[Rows from a dataset]
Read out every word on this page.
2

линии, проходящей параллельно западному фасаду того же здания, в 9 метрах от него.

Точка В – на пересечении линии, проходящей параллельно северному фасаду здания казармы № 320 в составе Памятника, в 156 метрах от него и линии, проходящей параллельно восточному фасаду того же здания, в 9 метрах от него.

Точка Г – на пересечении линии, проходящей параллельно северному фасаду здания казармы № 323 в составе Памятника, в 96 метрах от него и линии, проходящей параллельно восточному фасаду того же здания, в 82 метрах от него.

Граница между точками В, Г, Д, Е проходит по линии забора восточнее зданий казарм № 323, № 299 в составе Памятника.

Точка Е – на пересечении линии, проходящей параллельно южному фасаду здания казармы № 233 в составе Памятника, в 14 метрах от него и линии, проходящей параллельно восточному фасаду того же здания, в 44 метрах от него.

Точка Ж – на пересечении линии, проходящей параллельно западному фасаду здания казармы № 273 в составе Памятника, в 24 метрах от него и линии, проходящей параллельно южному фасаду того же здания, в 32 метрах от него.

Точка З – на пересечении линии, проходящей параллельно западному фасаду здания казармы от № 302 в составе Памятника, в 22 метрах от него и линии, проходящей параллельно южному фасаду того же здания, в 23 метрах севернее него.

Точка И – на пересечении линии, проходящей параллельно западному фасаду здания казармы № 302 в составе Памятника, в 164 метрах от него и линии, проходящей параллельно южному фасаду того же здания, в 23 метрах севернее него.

==

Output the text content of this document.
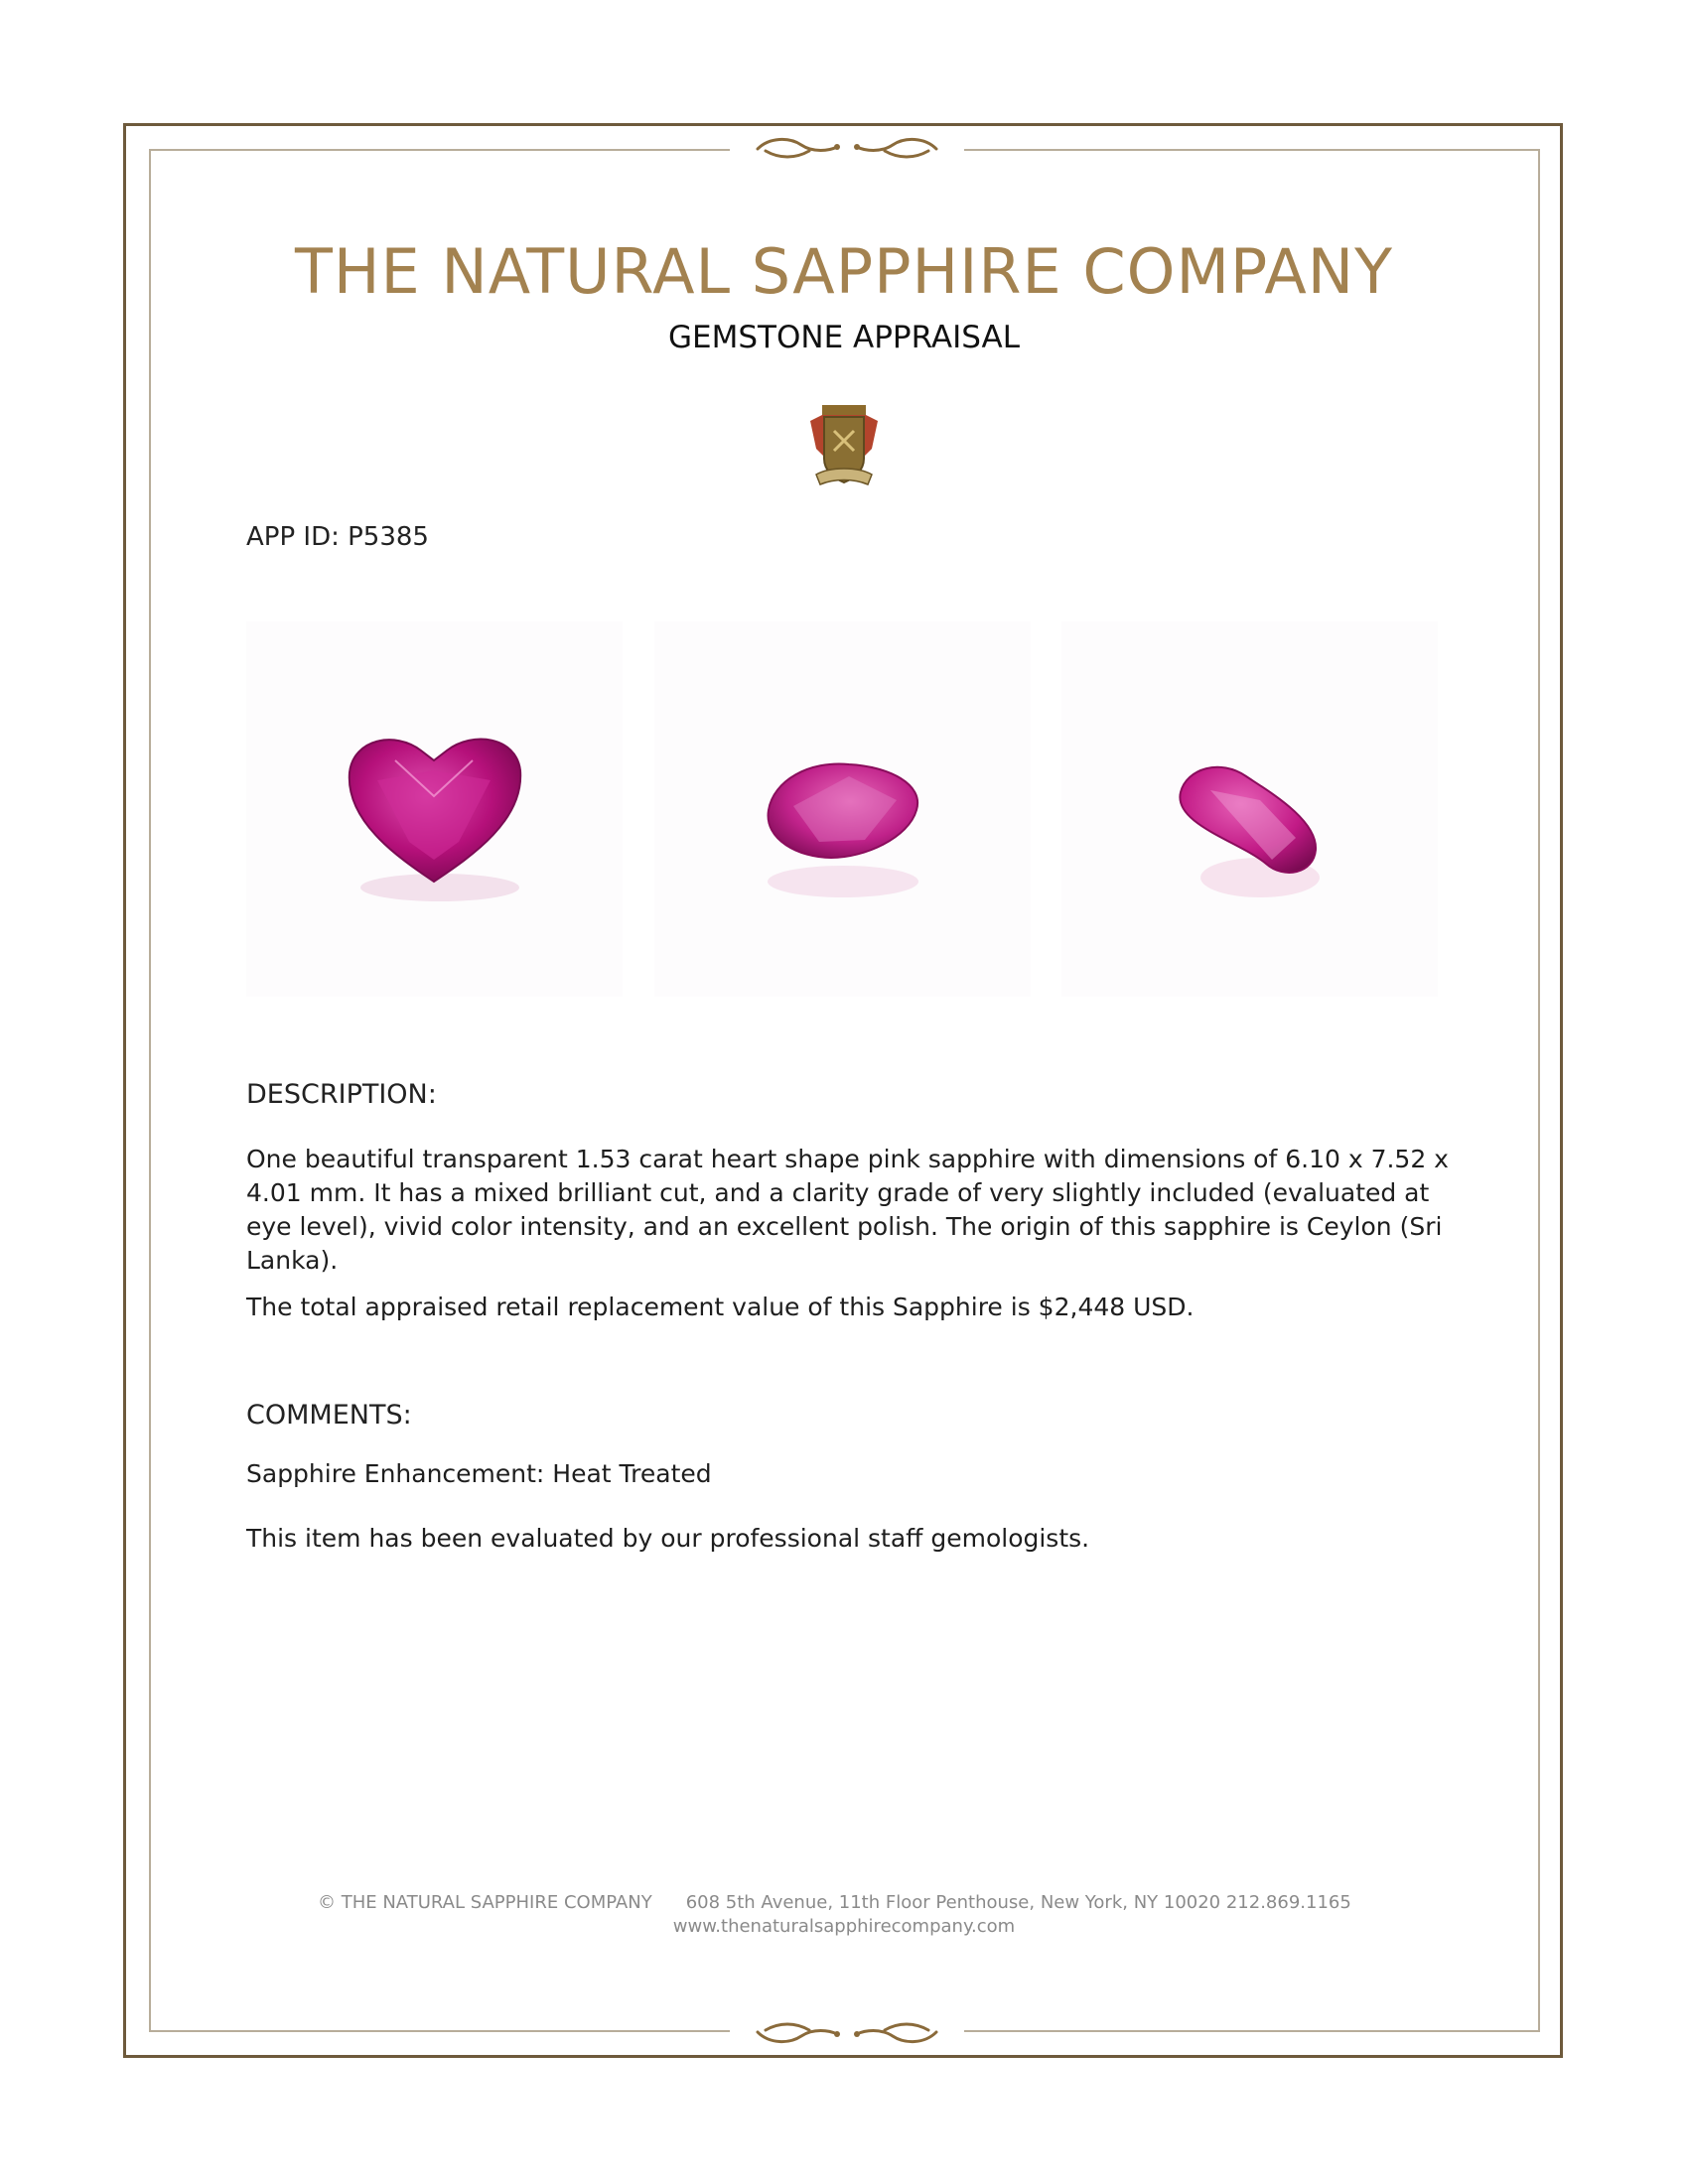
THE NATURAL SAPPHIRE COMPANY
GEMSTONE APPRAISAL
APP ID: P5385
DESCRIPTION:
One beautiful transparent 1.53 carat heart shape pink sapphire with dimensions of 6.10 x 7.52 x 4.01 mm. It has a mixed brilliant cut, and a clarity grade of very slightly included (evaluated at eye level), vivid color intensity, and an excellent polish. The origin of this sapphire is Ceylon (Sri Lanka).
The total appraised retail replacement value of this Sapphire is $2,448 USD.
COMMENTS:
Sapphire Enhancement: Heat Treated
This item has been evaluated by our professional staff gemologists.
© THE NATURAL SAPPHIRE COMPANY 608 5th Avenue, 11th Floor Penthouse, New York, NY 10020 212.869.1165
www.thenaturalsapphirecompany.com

* * *

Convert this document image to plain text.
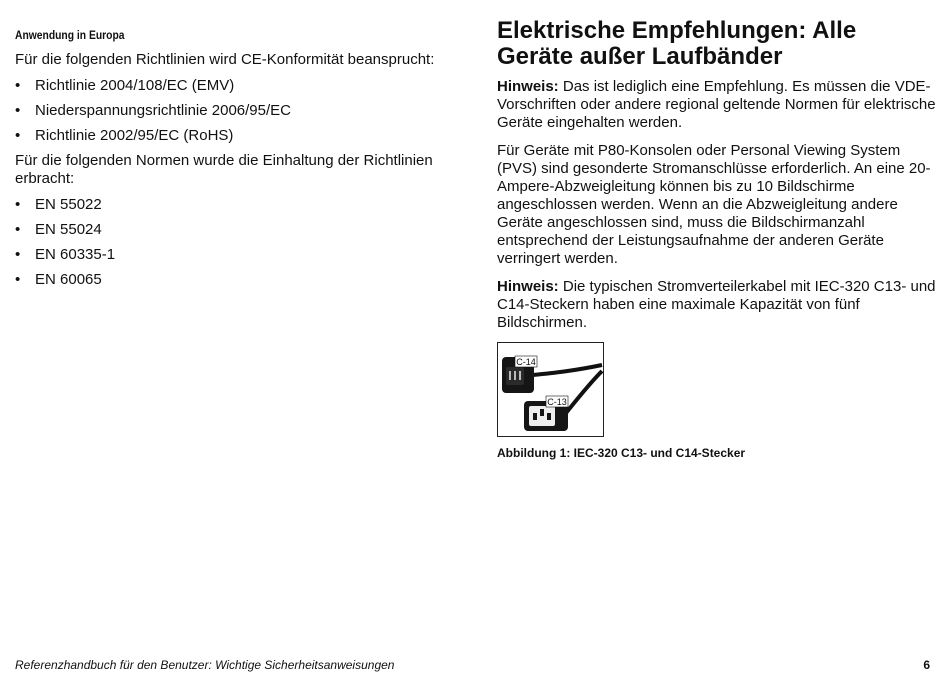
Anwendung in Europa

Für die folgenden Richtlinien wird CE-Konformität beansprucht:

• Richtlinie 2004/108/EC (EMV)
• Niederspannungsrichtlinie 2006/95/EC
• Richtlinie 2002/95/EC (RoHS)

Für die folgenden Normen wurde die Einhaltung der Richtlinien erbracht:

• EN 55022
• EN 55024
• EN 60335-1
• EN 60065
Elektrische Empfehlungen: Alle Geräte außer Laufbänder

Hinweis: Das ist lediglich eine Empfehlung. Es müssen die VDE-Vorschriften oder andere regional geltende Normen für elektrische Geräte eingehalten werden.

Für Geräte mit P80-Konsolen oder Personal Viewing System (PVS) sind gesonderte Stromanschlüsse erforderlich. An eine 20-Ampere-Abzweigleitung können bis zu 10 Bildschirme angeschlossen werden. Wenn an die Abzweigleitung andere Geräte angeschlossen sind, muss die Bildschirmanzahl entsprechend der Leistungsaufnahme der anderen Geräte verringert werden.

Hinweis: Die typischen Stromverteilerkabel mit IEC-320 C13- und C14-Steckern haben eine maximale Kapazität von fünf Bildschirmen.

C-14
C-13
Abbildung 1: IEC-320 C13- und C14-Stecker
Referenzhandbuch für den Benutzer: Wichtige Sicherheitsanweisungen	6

## Given exercise
Gather each line of the listing that holds the string "северному".

## Complete output
Точка В – на пересечении линии, проходящей параллельно северному фасаду здания казармы № 320 в составе Памятника, в 156 метрах от него и линии, проходящей параллельно восточному фасаду того же здания, в 9 метрах от него.
Точка Г – на пересечении линии, проходящей параллельно северному фасаду здания казармы № 323 в составе Памятника, в 96 метрах от него и линии, проходящей параллельно восточному фасаду того же здания, в 82 метрах от него.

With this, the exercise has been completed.